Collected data
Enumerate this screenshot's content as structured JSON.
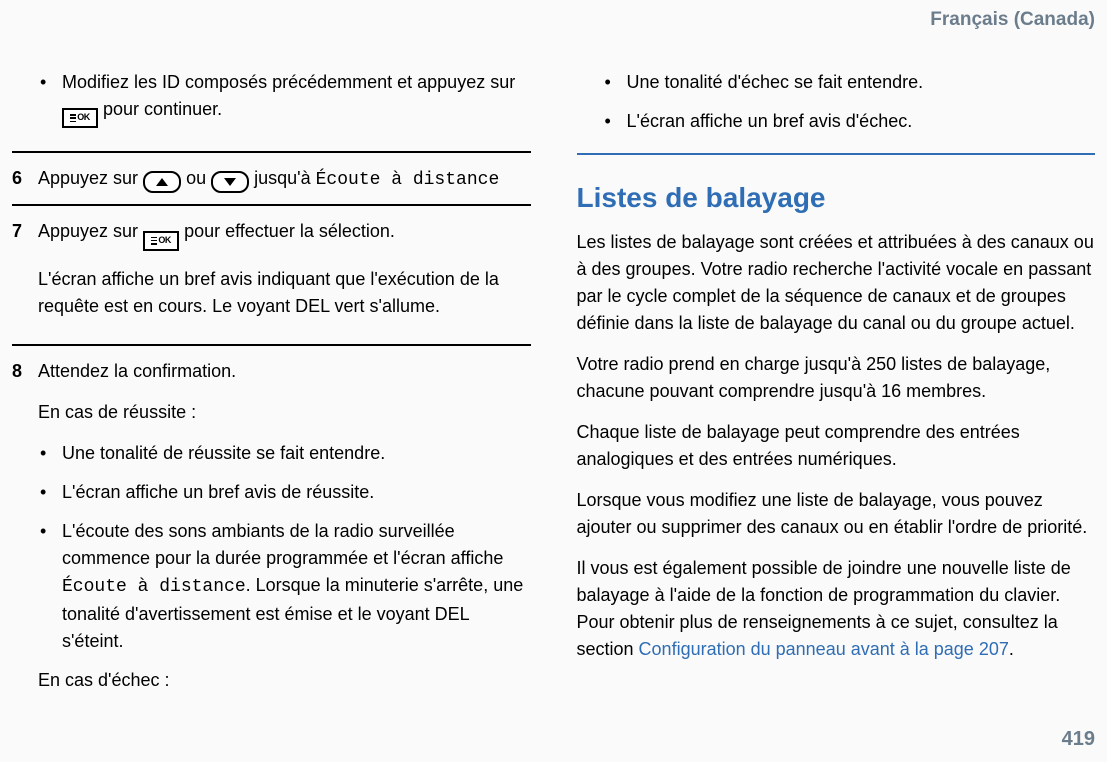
{
  "header": {
    "lang": "Français (Canada)"
  },
  "pageNumber": "419",
  "left": {
    "stepContinued": {
      "bullet": {
        "pre": "Modifiez les ID composés précédemment et appuyez sur ",
        "post": " pour continuer."
      }
    },
    "step6": {
      "num": "6",
      "pre": "Appuyez sur ",
      "mid": " ou ",
      "post": " jusqu'à ",
      "menu": "Écoute à distance"
    },
    "step7": {
      "num": "7",
      "line1_pre": "Appuyez sur ",
      "line1_post": " pour effectuer la sélection.",
      "line2": "L'écran affiche un bref avis indiquant que l'exécution de la requête est en cours. Le voyant DEL vert s'allume."
    },
    "step8": {
      "num": "8",
      "line1": "Attendez la confirmation.",
      "success_label": "En cas de réussite :",
      "bullets_success": [
        "Une tonalité de réussite se fait entendre.",
        "L'écran affiche un bref avis de réussite."
      ],
      "bullet3_pre": "L'écoute des sons ambiants de la radio surveillée commence pour la durée programmée et l'écran affiche ",
      "bullet3_mono": "Écoute à distance",
      "bullet3_post": ". Lorsque la minuterie s'arrête, une tonalité d'avertissement est émise et le voyant DEL s'éteint.",
      "fail_label": "En cas d'échec :"
    }
  },
  "right": {
    "bullets_fail": [
      "Une tonalité d'échec se fait entendre.",
      "L'écran affiche un bref avis d'échec."
    ],
    "section_title": "Listes de balayage",
    "p1": "Les listes de balayage sont créées et attribuées à des canaux ou à des groupes. Votre radio recherche l'activité vocale en passant par le cycle complet de la séquence de canaux et de groupes définie dans la liste de balayage du canal ou du groupe actuel.",
    "p2": "Votre radio prend en charge jusqu'à 250 listes de balayage, chacune pouvant comprendre jusqu'à 16 membres.",
    "p3": "Chaque liste de balayage peut comprendre des entrées analogiques et des entrées numériques.",
    "p4": "Lorsque vous modifiez une liste de balayage, vous pouvez ajouter ou supprimer des canaux ou en établir l'ordre de priorité.",
    "p5_pre": "Il vous est également possible de joindre une nouvelle liste de balayage à l'aide de la fonction de programmation du clavier. Pour obtenir plus de renseignements à ce sujet, consultez la section ",
    "p5_link": "Configuration du panneau avant à la page 207",
    "p5_post": "."
  },
  "icons": {
    "okLabel": "OK"
  }
}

§ **TASK**: Reproduce the material in full, word for word, and omit the pictures.

§ **RESULT OF THIS EXERCISE**:
Enumerate this screenshot's content as structured JSON.
{
  "header": {
    "lang": "Français (Canada)"
  },
  "pageNumber": "419",
  "left": {
    "stepContinued": {
      "bullet": {
        "pre": "Modifiez les ID composés précédemment et appuyez sur ",
        "post": " pour continuer."
      }
    },
    "step6": {
      "num": "6",
      "pre": "Appuyez sur ",
      "mid": " ou ",
      "post": " jusqu'à ",
      "menu": "Écoute à distance"
    },
    "step7": {
      "num": "7",
      "line1_pre": "Appuyez sur ",
      "line1_post": " pour effectuer la sélection.",
      "line2": "L'écran affiche un bref avis indiquant que l'exécution de la requête est en cours. Le voyant DEL vert s'allume."
    },
    "step8": {
      "num": "8",
      "line1": "Attendez la confirmation.",
      "success_label": "En cas de réussite :",
      "bullets_success": [
        "Une tonalité de réussite se fait entendre.",
        "L'écran affiche un bref avis de réussite."
      ],
      "bullet3_pre": "L'écoute des sons ambiants de la radio surveillée commence pour la durée programmée et l'écran affiche ",
      "bullet3_mono": "Écoute à distance",
      "bullet3_post": ". Lorsque la minuterie s'arrête, une tonalité d'avertissement est émise et le voyant DEL s'éteint.",
      "fail_label": "En cas d'échec :"
    }
  },
  "right": {
    "bullets_fail": [
      "Une tonalité d'échec se fait entendre.",
      "L'écran affiche un bref avis d'échec."
    ],
    "section_title": "Listes de balayage",
    "p1": "Les listes de balayage sont créées et attribuées à des canaux ou à des groupes. Votre radio recherche l'activité vocale en passant par le cycle complet de la séquence de canaux et de groupes définie dans la liste de balayage du canal ou du groupe actuel.",
    "p2": "Votre radio prend en charge jusqu'à 250 listes de balayage, chacune pouvant comprendre jusqu'à 16 membres.",
    "p3": "Chaque liste de balayage peut comprendre des entrées analogiques et des entrées numériques.",
    "p4": "Lorsque vous modifiez une liste de balayage, vous pouvez ajouter ou supprimer des canaux ou en établir l'ordre de priorité.",
    "p5_pre": "Il vous est également possible de joindre une nouvelle liste de balayage à l'aide de la fonction de programmation du clavier. Pour obtenir plus de renseignements à ce sujet, consultez la section ",
    "p5_link": "Configuration du panneau avant à la page 207",
    "p5_post": "."
  },
  "icons": {
    "okLabel": "OK"
  }
}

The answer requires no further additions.